RECORDS SUPPLIED>
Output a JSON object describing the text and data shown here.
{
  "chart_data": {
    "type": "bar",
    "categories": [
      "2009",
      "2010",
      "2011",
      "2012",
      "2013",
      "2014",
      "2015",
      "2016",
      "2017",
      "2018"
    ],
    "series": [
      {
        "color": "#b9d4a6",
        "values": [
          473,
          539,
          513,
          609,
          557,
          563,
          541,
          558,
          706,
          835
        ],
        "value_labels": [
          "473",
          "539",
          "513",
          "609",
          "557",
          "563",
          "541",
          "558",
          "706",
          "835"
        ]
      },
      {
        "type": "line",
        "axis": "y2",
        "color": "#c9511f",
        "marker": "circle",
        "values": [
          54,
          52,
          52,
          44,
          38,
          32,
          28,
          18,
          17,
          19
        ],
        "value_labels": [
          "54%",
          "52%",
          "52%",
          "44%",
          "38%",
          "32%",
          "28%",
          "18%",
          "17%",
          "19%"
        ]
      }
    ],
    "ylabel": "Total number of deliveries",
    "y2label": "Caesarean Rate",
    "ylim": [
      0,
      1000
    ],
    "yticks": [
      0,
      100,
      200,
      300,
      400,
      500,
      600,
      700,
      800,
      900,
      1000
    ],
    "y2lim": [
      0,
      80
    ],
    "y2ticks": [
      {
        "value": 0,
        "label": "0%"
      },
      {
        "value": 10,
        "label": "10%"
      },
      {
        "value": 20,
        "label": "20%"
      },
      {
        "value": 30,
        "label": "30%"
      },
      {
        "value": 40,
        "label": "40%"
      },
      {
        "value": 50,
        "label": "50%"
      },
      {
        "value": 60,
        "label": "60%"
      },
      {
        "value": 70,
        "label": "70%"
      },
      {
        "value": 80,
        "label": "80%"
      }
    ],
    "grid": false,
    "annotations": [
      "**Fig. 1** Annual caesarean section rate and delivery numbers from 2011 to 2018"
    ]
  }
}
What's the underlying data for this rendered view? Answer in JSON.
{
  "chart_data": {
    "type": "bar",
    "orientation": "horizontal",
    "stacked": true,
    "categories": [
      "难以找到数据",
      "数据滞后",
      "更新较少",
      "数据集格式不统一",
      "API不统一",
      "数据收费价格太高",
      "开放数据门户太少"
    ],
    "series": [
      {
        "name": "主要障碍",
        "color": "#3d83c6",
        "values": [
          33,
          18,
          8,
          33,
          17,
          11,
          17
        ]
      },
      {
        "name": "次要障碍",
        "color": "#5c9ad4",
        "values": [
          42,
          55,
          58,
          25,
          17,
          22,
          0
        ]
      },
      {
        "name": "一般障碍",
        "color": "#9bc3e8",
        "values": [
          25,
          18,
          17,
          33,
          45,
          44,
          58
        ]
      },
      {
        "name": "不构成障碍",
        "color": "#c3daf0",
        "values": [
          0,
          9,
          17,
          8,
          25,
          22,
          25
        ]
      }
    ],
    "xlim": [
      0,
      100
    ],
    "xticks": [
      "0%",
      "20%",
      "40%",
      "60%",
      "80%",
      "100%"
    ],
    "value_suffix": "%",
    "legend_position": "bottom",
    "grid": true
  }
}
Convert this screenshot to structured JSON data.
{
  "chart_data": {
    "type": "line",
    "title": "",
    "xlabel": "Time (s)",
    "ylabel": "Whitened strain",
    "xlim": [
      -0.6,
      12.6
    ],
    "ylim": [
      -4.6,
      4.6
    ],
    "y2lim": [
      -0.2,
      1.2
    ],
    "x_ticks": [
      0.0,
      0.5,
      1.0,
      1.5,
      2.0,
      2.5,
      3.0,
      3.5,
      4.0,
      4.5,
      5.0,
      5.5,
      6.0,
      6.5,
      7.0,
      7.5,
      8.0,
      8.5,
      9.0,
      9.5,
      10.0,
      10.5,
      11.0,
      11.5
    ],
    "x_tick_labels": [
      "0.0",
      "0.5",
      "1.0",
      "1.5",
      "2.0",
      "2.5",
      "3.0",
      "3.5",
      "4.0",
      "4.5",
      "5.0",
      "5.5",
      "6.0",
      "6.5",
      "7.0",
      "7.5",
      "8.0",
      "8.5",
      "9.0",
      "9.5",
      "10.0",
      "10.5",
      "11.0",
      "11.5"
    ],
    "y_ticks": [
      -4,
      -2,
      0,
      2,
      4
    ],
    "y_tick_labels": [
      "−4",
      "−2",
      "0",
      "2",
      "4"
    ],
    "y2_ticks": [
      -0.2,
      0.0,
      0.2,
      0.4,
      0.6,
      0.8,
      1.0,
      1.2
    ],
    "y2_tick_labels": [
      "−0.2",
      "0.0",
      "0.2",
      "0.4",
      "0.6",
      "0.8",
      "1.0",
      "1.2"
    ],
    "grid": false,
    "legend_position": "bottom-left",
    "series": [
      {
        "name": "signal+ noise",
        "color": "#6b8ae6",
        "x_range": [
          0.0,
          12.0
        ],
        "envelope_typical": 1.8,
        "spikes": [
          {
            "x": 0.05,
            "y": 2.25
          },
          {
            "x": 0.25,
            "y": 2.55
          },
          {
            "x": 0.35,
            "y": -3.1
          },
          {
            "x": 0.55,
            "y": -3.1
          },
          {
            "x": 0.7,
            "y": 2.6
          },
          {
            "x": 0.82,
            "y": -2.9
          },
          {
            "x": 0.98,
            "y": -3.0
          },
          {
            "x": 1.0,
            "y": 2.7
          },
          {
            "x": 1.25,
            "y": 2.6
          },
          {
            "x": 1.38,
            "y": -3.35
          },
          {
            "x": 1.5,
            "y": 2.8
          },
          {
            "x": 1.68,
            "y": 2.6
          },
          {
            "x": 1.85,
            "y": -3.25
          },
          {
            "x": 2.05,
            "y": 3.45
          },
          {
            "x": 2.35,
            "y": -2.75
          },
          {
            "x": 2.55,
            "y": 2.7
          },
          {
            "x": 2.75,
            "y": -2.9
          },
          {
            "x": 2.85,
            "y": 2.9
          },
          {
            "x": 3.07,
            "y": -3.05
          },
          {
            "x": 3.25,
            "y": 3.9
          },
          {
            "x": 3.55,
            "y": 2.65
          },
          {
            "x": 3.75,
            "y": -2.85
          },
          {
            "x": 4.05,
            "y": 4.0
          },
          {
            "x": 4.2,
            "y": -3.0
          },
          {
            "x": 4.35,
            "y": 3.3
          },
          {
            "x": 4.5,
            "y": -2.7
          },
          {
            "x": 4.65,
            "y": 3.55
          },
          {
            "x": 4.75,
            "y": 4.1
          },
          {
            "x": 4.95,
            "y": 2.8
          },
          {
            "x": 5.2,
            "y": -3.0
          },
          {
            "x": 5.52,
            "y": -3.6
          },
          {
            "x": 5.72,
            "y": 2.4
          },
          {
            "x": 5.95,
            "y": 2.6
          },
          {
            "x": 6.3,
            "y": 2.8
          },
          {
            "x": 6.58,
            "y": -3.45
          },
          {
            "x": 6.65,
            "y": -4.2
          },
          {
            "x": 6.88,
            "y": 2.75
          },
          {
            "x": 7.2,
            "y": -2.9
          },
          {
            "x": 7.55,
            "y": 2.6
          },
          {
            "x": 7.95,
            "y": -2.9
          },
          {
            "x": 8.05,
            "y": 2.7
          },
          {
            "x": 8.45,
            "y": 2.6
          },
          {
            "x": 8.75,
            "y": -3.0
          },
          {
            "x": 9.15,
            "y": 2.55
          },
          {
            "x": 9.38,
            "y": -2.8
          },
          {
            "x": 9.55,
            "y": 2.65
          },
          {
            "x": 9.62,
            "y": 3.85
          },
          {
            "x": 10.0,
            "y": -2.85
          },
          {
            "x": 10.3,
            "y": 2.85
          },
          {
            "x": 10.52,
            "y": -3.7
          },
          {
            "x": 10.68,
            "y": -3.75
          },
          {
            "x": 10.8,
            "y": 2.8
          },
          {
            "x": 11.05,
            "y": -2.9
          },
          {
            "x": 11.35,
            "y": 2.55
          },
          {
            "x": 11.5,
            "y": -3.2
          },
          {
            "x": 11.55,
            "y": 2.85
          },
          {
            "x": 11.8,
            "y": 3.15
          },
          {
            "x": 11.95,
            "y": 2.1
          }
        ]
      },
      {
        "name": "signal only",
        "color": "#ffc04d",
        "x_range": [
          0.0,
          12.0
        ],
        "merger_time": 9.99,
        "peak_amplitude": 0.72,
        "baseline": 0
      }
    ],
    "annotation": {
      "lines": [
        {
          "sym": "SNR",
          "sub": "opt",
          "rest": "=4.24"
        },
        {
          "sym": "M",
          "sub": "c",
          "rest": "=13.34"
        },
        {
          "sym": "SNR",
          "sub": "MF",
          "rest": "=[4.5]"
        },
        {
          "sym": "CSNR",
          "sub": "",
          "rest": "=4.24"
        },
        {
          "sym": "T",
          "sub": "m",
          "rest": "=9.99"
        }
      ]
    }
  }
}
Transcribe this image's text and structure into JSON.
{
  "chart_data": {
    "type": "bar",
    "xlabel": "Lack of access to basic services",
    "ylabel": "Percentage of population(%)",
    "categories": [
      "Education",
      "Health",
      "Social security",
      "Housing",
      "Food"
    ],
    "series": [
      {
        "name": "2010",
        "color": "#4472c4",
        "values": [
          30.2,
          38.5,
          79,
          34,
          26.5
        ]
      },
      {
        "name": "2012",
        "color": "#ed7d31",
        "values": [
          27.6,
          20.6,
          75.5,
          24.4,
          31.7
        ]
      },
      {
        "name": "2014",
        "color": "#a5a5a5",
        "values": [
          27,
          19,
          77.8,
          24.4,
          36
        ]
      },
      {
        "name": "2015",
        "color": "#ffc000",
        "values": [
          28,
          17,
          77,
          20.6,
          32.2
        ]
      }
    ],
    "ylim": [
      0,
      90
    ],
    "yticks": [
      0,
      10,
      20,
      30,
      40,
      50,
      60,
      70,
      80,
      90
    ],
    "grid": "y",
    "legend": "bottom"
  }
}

WHAT IS BEING ASKED>
Return every line holding the word "this" from the records.

TASK RESPONSE>
What's the underlying data for this rendered view? Answer in JSON.
Convert this screenshot to structured JSON data.
Transcribe this image's text and structure into JSON.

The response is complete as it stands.